:: GIVEN EXERCISE ::
Omit every image, and transcribe the remaining entries exactly as given.

(Records contained in a dataset)

* * *

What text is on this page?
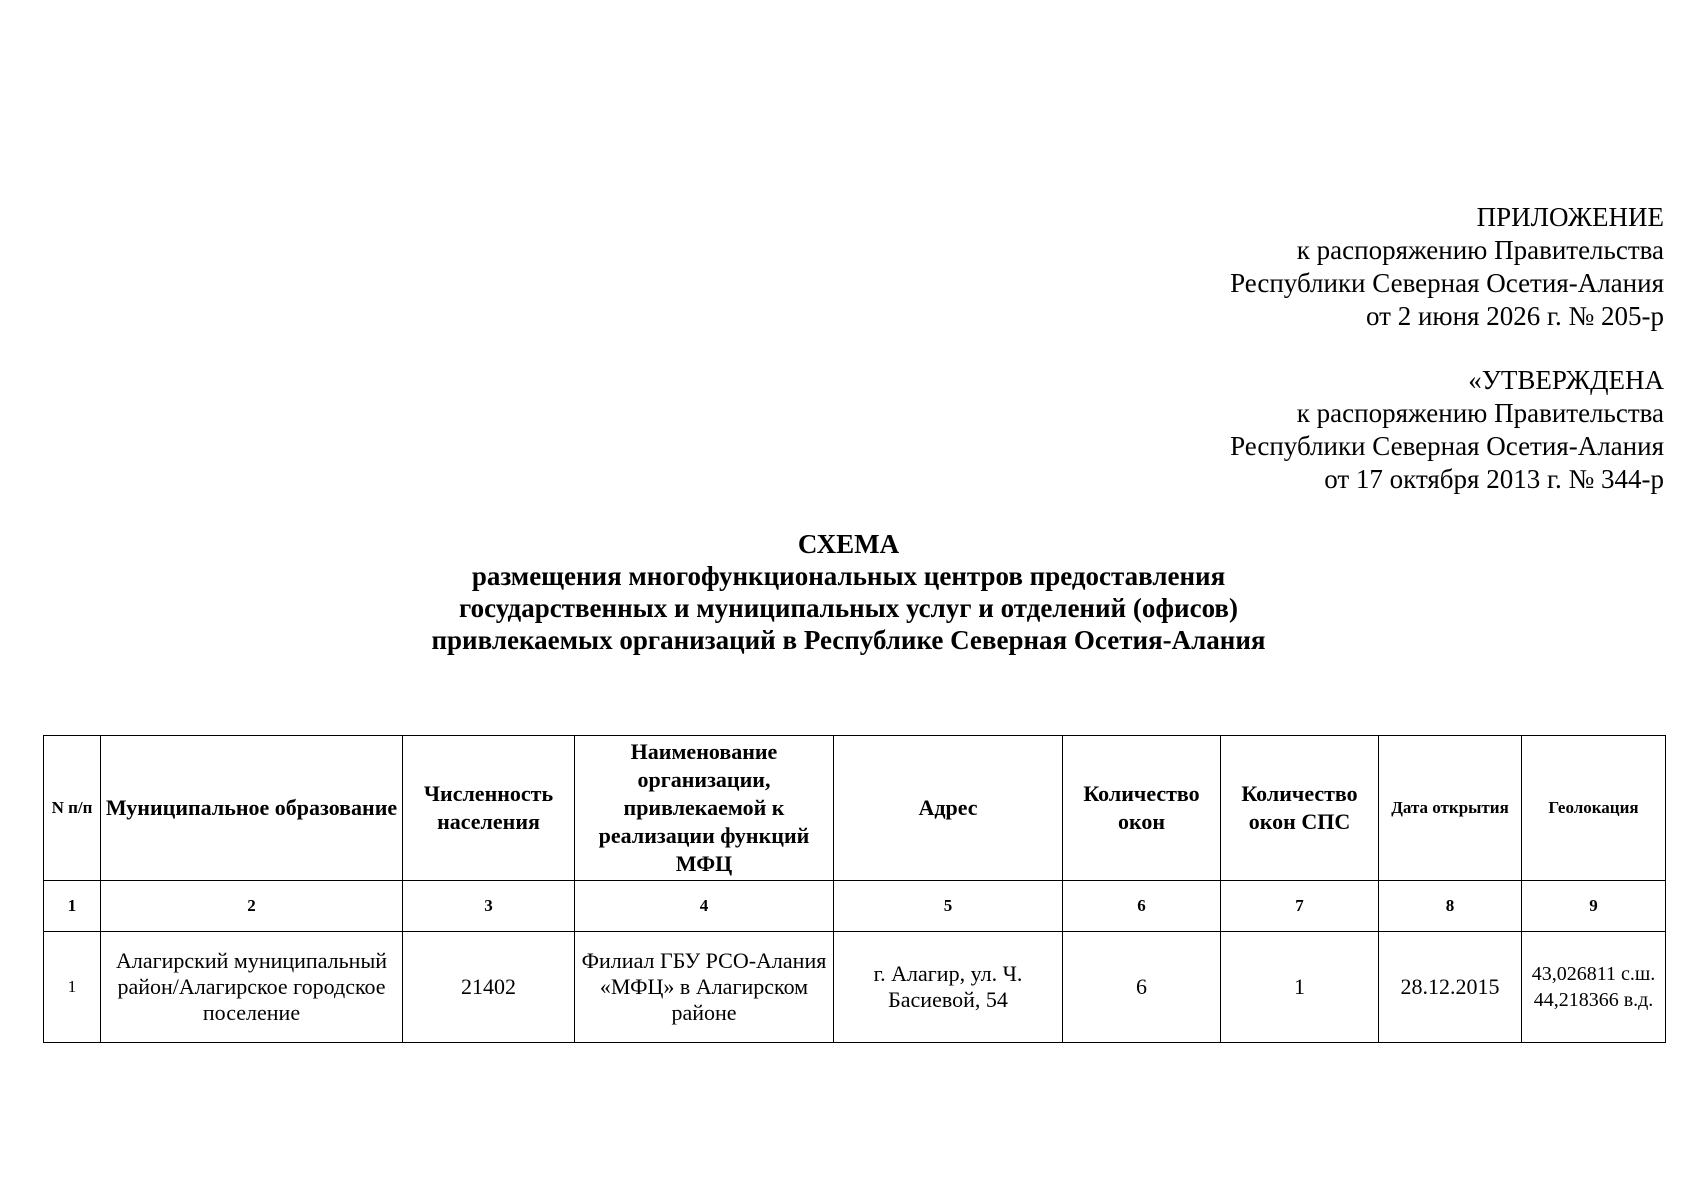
ПРИЛОЖЕНИЕ
к распоряжению Правительства
Республики Северная Осетия-Алания
от 2 июня 2026 г. № 205-р
«УТВЕРЖДЕНА
к распоряжению Правительства
Республики Северная Осетия-Алания
от 17 октября 2013 г. № 344-р
СХЕМА
размещения многофункциональных центров предоставления
государственных и муниципальных услуг и отделений (офисов)
привлекаемых организаций в Республике Северная Осетия-Алания
N п/п	Муниципальное образование	Численность населения	Наименование организации, привлекаемой к реализации функций МФЦ	Адрес	Количество окон	Количество окон СПС	Дата открытия	Геолокация
1	2	3	4	5	6	7	8	9
1	Алагирский муниципальный район/Алагирское городское поселение	21402	Филиал ГБУ РСО-Алания «МФЦ» в Алагирском районе	г. Алагир, ул. Ч. Басиевой, 54	6	1	28.12.2015	43,026811 с.ш. 44,218366 в.д.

* * *

:: COMPLETE OUTPUT ::
What text is on this page?
ПРИЛОЖЕНИЕ
к распоряжению Правительства
Республики Северная Осетия-Алания
от 2 июня 2026 г. № 205-р
«УТВЕРЖДЕНА
к распоряжению Правительства
Республики Северная Осетия-Алания
от 17 октября 2013 г. № 344-р
СХЕМА
размещения многофункциональных центров предоставления
государственных и муниципальных услуг и отделений (офисов)
привлекаемых организаций в Республике Северная Осетия-Алания
N п/п	Муниципальное образование	Численность населения	Наименование организации, привлекаемой к реализации функций МФЦ	Адрес	Количество окон	Количество окон СПС	Дата открытия	Геолокация
1	2	3	4	5	6	7	8	9
1	Алагирский муниципальный район/Алагирское городское поселение	21402	Филиал ГБУ РСО-Алания «МФЦ» в Алагирском районе	г. Алагир, ул. Ч. Басиевой, 54	6	1	28.12.2015	43,026811 с.ш. 44,218366 в.д.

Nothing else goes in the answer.